SHORT PROBLEM:
Can the data below be set down again exactly, line for line?

SUPPLIED MATERIAL:
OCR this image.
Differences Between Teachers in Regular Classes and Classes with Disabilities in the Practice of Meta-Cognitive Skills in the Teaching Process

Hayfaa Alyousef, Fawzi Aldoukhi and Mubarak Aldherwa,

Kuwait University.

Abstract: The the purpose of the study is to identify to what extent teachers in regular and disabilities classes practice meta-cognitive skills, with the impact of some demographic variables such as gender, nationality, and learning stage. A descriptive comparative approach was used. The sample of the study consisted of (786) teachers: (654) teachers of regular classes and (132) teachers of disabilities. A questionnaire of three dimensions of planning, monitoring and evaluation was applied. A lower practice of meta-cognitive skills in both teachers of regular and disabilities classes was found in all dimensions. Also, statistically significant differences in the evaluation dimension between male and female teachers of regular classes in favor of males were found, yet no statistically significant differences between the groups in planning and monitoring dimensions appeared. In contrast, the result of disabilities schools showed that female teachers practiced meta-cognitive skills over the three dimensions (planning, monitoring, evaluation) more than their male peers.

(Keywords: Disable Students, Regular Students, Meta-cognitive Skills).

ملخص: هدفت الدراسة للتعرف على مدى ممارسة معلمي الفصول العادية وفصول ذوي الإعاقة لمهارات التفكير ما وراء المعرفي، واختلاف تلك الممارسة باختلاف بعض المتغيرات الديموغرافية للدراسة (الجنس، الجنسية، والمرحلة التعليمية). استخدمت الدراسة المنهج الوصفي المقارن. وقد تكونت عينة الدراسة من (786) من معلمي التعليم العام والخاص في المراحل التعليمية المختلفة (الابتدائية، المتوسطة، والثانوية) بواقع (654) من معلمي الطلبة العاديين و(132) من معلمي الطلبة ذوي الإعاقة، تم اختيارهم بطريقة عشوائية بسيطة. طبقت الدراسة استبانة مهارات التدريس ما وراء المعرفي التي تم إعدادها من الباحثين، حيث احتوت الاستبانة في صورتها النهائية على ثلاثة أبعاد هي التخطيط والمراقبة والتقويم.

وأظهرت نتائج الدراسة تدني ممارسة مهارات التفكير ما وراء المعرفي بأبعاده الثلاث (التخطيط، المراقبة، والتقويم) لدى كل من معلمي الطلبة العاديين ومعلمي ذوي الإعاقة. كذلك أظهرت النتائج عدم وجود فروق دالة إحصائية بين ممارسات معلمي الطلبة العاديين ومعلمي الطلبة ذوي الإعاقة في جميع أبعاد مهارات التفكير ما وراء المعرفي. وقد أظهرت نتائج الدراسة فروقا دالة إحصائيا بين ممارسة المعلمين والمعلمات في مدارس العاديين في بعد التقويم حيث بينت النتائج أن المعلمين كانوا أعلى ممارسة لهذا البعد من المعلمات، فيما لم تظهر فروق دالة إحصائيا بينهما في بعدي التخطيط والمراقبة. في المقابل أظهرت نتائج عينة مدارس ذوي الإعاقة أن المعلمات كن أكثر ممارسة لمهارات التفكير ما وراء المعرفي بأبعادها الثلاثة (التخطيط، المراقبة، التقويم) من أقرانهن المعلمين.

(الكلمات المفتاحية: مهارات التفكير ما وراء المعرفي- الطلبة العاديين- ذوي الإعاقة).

RESULT OF THIS EXERCISE:
OCR this image.
Differences Between Teachers in Regular Classes and Classes with Disabilities in the Practice of Meta-Cognitive Skills in the Teaching Process

Hayfaa Alyousef, Fawzi Aldoukhi and Mubarak Aldherwa,

Kuwait University.

Abstract: The the purpose of the study is to identify to what extent teachers in regular and disabilities classes practice meta-cognitive skills, with the impact of some demographic variables such as gender, nationality, and learning stage. A descriptive comparative approach was used. The sample of the study consisted of (786) teachers: (654) teachers of regular classes and (132) teachers of disabilities. A questionnaire of three dimensions of planning, monitoring and evaluation was applied. A lower practice of meta-cognitive skills in both teachers of regular and disabilities classes was found in all dimensions. Also, statistically significant differences in the evaluation dimension between male and female teachers of regular classes in favor of males were found, yet no statistically significant differences between the groups in planning and monitoring dimensions appeared. In contrast, the result of disabilities schools showed that female teachers practiced meta-cognitive skills over the three dimensions (planning, monitoring, evaluation) more than their male peers.

(Keywords: Disable Students, Regular Students, Meta-cognitive Skills).

ملخص: هدفت الدراسة للتعرف على مدى ممارسة معلمي الفصول العادية وفصول ذوي الإعاقة لمهارات التفكير ما وراء المعرفي، واختلاف تلك الممارسة باختلاف بعض المتغيرات الديموغرافية للدراسة (الجنس، الجنسية، والمرحلة التعليمية). استخدمت الدراسة المنهج الوصفي المقارن. وقد تكونت عينة الدراسة من (786) من معلمي التعليم العام والخاص في المراحل التعليمية المختلفة (الابتدائية، المتوسطة، والثانوية) بواقع (654) من معلمي الطلبة العاديين و(132) من معلمي الطلبة ذوي الإعاقة، تم اختيارهم بطريقة عشوائية بسيطة. طبقت الدراسة استبانة مهارات التدريس ما وراء المعرفي التي تم إعدادها من الباحثين، حيث احتوت الاستبانة في صورتها النهائية على ثلاثة أبعاد هي التخطيط والمراقبة والتقويم.

وأظهرت نتائج الدراسة تدني ممارسة مهارات التفكير ما وراء المعرفي بأبعاده الثلاث (التخطيط، المراقبة، والتقويم) لدى كل من معلمي الطلبة العاديين ومعلمي ذوي الإعاقة. كذلك أظهرت النتائج عدم وجود فروق دالة إحصائية بين ممارسات معلمي الطلبة العاديين ومعلمي الطلبة ذوي الإعاقة في جميع أبعاد مهارات التفكير ما وراء المعرفي. وقد أظهرت نتائج الدراسة فروقا دالة إحصائيا بين ممارسة المعلمين والمعلمات في مدارس العاديين في بعد التقويم حيث بينت النتائج أن المعلمين كانوا أعلى ممارسة لهذا البعد من المعلمات، فيما لم تظهر فروق دالة إحصائيا بينهما في بعدي التخطيط والمراقبة. في المقابل أظهرت نتائج عينة مدارس ذوي الإعاقة أن المعلمات كن أكثر ممارسة لمهارات التفكير ما وراء المعرفي بأبعادها الثلاثة (التخطيط، المراقبة، التقويم) من أقرانهن المعلمين.

(الكلمات المفتاحية: مهارات التفكير ما وراء المعرفي- الطلبة العاديين- ذوي الإعاقة).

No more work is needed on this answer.